━━ SOURCE DATA

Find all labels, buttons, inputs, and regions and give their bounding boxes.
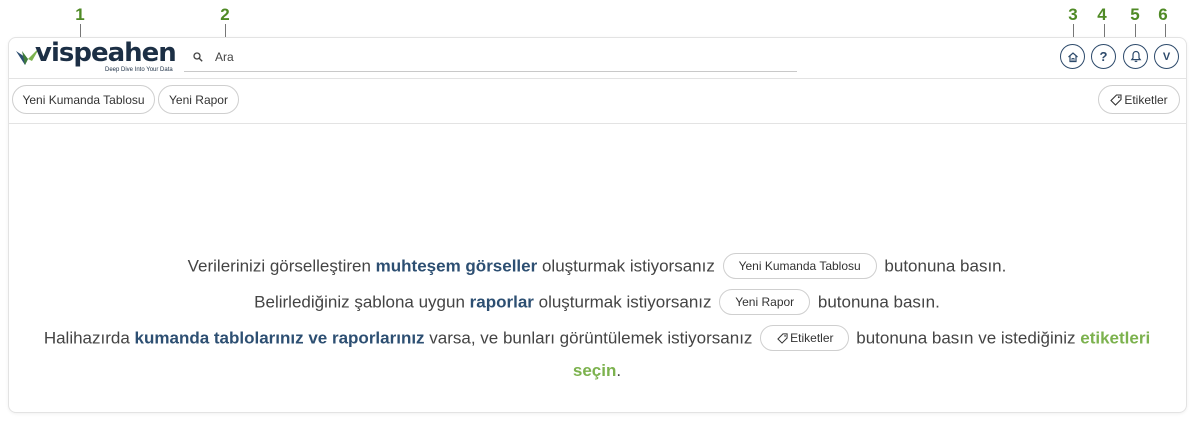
logo[interactable]: vispeahen Deep Dive Into Your Data [16, 38, 181, 75]
app-window: vispeahen Deep Dive Into Your Data ? [8, 37, 1187, 413]
line3-mid: varsa, ve bunları görüntülemek istiyorsa… [424, 328, 758, 348]
home-icon [1067, 51, 1078, 62]
line4-green-highlight: seçin [572, 361, 617, 380]
line4-post: . [616, 361, 622, 380]
line1-mid: oluşturmak istiyorsanız [537, 256, 720, 276]
top-bar: vispeahen Deep Dive Into Your Data ? [9, 38, 1186, 79]
line1-post: butonuna basın. [879, 256, 1007, 276]
callout-3: 3 [1068, 5, 1078, 24]
search-icon [193, 52, 203, 62]
inline-tags-label: Etiketler [790, 331, 834, 345]
bell-icon [1130, 50, 1141, 63]
line2-post: butonuna basın. [813, 292, 940, 312]
help-button[interactable]: ? [1091, 44, 1116, 69]
new-dashboard-label: Yeni Kumanda Tablosu [22, 92, 145, 107]
user-avatar-button[interactable]: V [1154, 44, 1179, 69]
line3-green-highlight: etiketleri [1080, 328, 1151, 348]
action-toolbar: Yeni Kumanda Tablosu Yeni Rapor Etiketle… [9, 79, 1186, 124]
instruction-line-3: Halihazırda kumanda tablolarınız ve rapo… [0, 325, 1194, 352]
tags-button[interactable]: Etiketler [1098, 85, 1180, 114]
search-input[interactable] [213, 49, 777, 65]
line3-highlight: kumanda tablolarınız ve raporlarınız [134, 328, 425, 348]
line3-pre: Halihazırda [43, 328, 135, 348]
line2-highlight: raporlar [469, 292, 534, 312]
line2-pre: Belirlediğiniz şablona uygun [254, 292, 470, 312]
instruction-line-4: seçin. [0, 361, 1194, 381]
avatar-initial: V [1162, 50, 1171, 63]
tag-icon [777, 332, 788, 344]
tag-icon [1110, 93, 1122, 106]
line3-post: butonuna basın ve istediğiniz [851, 328, 1081, 348]
help-icon: ? [1099, 49, 1108, 64]
instruction-line-1: Verilerinizi görselleştiren muhteşem gör… [0, 253, 1194, 280]
callout-4: 4 [1097, 5, 1107, 24]
new-report-button[interactable]: Yeni Rapor [158, 85, 239, 114]
notifications-button[interactable] [1123, 44, 1148, 69]
search-bar[interactable] [184, 44, 797, 72]
inline-new-dashboard-button[interactable]: Yeni Kumanda Tablosu [722, 253, 877, 279]
instruction-line-2: Belirlediğiniz şablona uygun raporlar ol… [0, 289, 1194, 316]
line2-mid: oluşturmak istiyorsanız [533, 292, 717, 312]
new-report-label: Yeni Rapor [169, 92, 228, 107]
logo-text: vispeahen [35, 38, 177, 68]
logo-tagline: Deep Dive Into Your Data [105, 67, 173, 73]
line1-highlight: muhteşem görseller [375, 256, 538, 276]
new-dashboard-button[interactable]: Yeni Kumanda Tablosu [12, 85, 155, 114]
inline-tags-button[interactable]: Etiketler [760, 325, 849, 351]
inline-new-report-button[interactable]: Yeni Rapor [719, 289, 811, 315]
callout-1: 1 [75, 5, 85, 24]
line1-pre: Verilerinizi görselleştiren [187, 256, 376, 276]
tags-label: Etiketler [1124, 92, 1168, 107]
callout-5: 5 [1130, 5, 1140, 24]
home-button[interactable] [1060, 44, 1085, 69]
callout-6: 6 [1158, 5, 1168, 24]
callout-2: 2 [220, 5, 230, 24]
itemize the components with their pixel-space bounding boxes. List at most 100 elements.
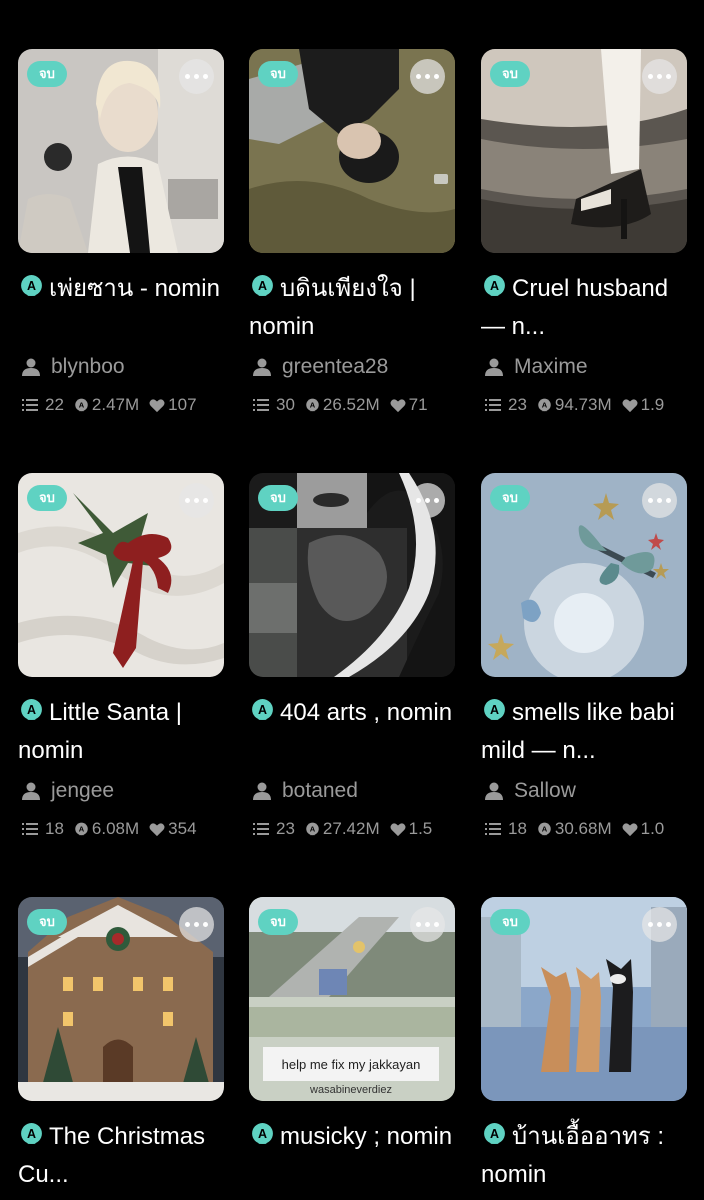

━━━━

**TASK DETAILS**
Copy the material above word for word, leaving out the pictures.

**SOLUTION BELOW**
Find all labels, buttons, inputs, and regions and give their bounding boxes.
logo[interactable]: vispeahen Deep Dive Into Your Data [16, 38, 181, 75]
app-window: vispeahen Deep Dive Into Your Data ? [8, 37, 1187, 413]
line3-mid: varsa, ve bunları görüntülemek istiyorsa… [424, 328, 758, 348]
home-icon [1067, 51, 1078, 62]
line4-green-highlight: seçin [572, 361, 617, 380]
line4-post: . [616, 361, 622, 380]
line1-mid: oluşturmak istiyorsanız [537, 256, 720, 276]
top-bar: vispeahen Deep Dive Into Your Data ? [9, 38, 1186, 79]
line1-post: butonuna basın. [879, 256, 1007, 276]
callout-3: 3 [1068, 5, 1078, 24]
search-icon [193, 52, 203, 62]
inline-tags-label: Etiketler [790, 331, 834, 345]
bell-icon [1130, 50, 1141, 63]
line2-post: butonuna basın. [813, 292, 940, 312]
help-button[interactable]: ? [1091, 44, 1116, 69]
new-dashboard-label: Yeni Kumanda Tablosu [22, 92, 145, 107]
user-avatar-button[interactable]: V [1154, 44, 1179, 69]
line3-green-highlight: etiketleri [1080, 328, 1151, 348]
action-toolbar: Yeni Kumanda Tablosu Yeni Rapor Etiketle… [9, 79, 1186, 124]
instruction-line-3: Halihazırda kumanda tablolarınız ve rapo… [0, 325, 1194, 352]
tags-button[interactable]: Etiketler [1098, 85, 1180, 114]
search-input[interactable] [213, 49, 777, 65]
line3-highlight: kumanda tablolarınız ve raporlarınız [134, 328, 425, 348]
line3-pre: Halihazırda [43, 328, 135, 348]
line2-highlight: raporlar [469, 292, 534, 312]
line2-pre: Belirlediğiniz şablona uygun [254, 292, 470, 312]
instruction-line-4: seçin. [0, 361, 1194, 381]
avatar-initial: V [1162, 50, 1171, 63]
tag-icon [777, 332, 788, 344]
tag-icon [1110, 93, 1122, 106]
line3-post: butonuna basın ve istediğiniz [851, 328, 1081, 348]
help-icon: ? [1099, 49, 1108, 64]
instruction-line-1: Verilerinizi görselleştiren muhteşem gör… [0, 253, 1194, 280]
callout-4: 4 [1097, 5, 1107, 24]
new-report-button[interactable]: Yeni Rapor [158, 85, 239, 114]
notifications-button[interactable] [1123, 44, 1148, 69]
search-bar[interactable] [184, 44, 797, 72]
inline-new-dashboard-button[interactable]: Yeni Kumanda Tablosu [722, 253, 877, 279]
instruction-line-2: Belirlediğiniz şablona uygun raporlar ol… [0, 289, 1194, 316]
line2-mid: oluşturmak istiyorsanız [533, 292, 717, 312]
new-report-label: Yeni Rapor [169, 92, 228, 107]
logo-text: vispeahen [35, 38, 177, 68]
logo-tagline: Deep Dive Into Your Data [105, 67, 173, 73]
line1-highlight: muhteşem görseller [375, 256, 538, 276]
new-dashboard-button[interactable]: Yeni Kumanda Tablosu [12, 85, 155, 114]
inline-tags-button[interactable]: Etiketler [760, 325, 849, 351]
inline-new-report-button[interactable]: Yeni Rapor [719, 289, 811, 315]
callout-1: 1 [75, 5, 85, 24]
line1-pre: Verilerinizi görselleştiren [187, 256, 376, 276]
tags-label: Etiketler [1124, 92, 1168, 107]
callout-5: 5 [1130, 5, 1140, 24]
home-button[interactable] [1060, 44, 1085, 69]
callout-6: 6 [1158, 5, 1168, 24]
callout-2: 2 [220, 5, 230, 24]
itemize the components with their pixel-space bounding boxes. List at most 100 elements.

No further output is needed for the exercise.